(What the task requires)
Copy out each line of the data holding "cloud".

(Stored data entries)

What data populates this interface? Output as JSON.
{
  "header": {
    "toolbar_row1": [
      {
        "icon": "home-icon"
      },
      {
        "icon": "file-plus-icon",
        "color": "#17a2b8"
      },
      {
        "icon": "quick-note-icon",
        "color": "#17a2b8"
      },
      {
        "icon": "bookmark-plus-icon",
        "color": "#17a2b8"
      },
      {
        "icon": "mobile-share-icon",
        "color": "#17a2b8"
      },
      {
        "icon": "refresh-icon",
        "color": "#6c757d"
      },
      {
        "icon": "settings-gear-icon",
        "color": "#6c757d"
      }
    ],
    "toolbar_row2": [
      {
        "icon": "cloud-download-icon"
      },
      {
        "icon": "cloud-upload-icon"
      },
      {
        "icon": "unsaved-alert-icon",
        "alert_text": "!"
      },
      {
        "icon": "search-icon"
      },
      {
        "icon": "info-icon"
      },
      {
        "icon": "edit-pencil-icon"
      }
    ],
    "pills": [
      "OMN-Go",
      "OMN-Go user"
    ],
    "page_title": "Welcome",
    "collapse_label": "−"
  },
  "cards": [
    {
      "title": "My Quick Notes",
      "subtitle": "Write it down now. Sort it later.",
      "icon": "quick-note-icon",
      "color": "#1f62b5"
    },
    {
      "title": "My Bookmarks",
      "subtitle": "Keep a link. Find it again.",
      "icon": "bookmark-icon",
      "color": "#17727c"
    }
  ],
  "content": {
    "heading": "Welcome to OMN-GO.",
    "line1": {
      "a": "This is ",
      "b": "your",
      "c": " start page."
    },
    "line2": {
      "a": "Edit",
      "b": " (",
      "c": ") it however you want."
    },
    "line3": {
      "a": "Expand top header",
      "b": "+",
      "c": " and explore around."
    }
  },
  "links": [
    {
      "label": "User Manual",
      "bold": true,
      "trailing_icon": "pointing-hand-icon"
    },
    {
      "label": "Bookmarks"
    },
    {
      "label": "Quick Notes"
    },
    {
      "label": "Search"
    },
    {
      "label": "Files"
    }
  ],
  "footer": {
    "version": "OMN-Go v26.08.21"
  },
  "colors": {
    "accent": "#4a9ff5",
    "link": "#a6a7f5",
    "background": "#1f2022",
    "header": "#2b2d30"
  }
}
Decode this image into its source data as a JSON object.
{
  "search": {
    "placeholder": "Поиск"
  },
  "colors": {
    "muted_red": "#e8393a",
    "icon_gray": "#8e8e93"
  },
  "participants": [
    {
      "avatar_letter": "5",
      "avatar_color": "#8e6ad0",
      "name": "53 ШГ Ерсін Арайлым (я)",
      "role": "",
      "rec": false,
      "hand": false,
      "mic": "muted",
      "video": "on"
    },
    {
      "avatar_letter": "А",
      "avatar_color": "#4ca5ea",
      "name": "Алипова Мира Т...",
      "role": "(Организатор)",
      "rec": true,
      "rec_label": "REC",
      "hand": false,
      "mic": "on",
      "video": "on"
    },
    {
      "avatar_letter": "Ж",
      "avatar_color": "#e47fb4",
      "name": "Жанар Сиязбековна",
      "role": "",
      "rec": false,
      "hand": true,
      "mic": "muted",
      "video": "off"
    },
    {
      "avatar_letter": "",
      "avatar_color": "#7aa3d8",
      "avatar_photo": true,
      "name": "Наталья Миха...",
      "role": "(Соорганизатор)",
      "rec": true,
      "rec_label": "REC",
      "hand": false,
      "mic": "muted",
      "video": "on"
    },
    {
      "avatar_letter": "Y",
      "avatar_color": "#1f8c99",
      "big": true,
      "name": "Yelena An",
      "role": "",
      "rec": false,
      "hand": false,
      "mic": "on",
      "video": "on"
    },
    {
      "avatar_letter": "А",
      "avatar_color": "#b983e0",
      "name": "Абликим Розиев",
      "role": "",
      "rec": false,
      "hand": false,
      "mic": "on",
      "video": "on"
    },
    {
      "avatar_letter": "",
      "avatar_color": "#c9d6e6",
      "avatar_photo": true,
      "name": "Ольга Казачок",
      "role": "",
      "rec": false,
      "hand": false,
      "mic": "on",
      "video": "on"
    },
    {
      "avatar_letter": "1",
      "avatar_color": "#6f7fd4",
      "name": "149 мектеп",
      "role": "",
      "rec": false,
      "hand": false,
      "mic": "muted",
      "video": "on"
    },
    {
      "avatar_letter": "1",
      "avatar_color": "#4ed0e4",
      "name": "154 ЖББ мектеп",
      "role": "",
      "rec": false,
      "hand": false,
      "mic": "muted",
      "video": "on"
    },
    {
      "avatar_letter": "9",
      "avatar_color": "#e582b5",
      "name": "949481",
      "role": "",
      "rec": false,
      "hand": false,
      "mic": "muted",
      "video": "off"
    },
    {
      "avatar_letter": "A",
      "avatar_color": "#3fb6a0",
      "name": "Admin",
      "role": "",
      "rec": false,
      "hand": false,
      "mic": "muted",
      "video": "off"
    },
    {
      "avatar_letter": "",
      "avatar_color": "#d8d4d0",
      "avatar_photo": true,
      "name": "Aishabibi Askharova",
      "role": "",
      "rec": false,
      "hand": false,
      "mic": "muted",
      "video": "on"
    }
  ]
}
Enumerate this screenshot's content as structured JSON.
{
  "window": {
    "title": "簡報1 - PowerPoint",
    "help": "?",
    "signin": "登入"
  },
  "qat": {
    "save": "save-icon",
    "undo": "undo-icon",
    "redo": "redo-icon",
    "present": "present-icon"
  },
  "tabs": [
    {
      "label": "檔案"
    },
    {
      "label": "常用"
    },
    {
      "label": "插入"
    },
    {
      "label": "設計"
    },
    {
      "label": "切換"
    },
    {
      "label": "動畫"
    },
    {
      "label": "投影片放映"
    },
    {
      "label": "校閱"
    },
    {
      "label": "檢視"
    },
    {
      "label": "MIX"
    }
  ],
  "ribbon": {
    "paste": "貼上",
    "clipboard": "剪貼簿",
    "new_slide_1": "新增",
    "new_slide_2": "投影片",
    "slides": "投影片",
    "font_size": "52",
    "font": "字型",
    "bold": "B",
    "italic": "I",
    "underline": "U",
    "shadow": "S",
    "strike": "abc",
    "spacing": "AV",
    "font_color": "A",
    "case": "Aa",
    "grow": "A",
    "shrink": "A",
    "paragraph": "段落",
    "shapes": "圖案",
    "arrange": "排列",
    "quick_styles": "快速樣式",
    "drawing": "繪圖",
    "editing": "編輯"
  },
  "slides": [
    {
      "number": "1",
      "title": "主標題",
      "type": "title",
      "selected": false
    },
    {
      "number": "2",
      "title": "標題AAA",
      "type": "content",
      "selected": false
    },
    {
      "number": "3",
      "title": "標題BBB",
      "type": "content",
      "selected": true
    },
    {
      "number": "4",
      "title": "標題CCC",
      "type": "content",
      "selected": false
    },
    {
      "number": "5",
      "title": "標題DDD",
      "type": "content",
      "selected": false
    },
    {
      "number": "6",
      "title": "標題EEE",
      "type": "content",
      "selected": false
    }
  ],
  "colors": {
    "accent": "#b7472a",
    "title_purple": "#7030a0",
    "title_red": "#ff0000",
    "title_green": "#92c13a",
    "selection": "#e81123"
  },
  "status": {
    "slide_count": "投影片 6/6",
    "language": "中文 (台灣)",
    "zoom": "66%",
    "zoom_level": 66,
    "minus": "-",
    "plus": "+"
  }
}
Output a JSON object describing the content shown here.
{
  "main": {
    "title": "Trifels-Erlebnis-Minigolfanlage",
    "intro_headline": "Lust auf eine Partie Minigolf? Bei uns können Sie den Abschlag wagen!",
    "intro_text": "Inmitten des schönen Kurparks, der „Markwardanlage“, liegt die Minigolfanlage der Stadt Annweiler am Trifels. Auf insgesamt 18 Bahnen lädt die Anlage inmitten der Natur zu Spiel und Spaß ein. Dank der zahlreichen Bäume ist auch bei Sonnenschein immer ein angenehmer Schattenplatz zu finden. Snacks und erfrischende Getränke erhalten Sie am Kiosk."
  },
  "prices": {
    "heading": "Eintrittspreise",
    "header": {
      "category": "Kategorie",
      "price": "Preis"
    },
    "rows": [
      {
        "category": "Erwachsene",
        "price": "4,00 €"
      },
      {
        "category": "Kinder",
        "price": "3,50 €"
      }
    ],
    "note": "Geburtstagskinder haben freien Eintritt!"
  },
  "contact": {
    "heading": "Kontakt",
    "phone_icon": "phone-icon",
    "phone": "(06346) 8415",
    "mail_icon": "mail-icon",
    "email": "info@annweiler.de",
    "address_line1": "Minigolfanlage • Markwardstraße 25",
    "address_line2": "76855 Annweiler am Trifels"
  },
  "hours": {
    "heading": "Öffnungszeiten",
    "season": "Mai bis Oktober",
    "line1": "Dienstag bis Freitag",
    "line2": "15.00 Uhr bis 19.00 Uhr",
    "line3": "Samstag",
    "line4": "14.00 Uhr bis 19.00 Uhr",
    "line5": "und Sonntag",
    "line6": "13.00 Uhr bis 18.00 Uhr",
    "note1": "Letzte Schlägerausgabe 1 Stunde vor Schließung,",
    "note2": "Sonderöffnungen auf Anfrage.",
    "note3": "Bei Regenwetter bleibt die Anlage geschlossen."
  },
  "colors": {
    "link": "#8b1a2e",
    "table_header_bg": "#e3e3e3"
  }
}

(Problem solution)
        "icon": "cloud-download-icon"
        "icon": "cloud-upload-icon"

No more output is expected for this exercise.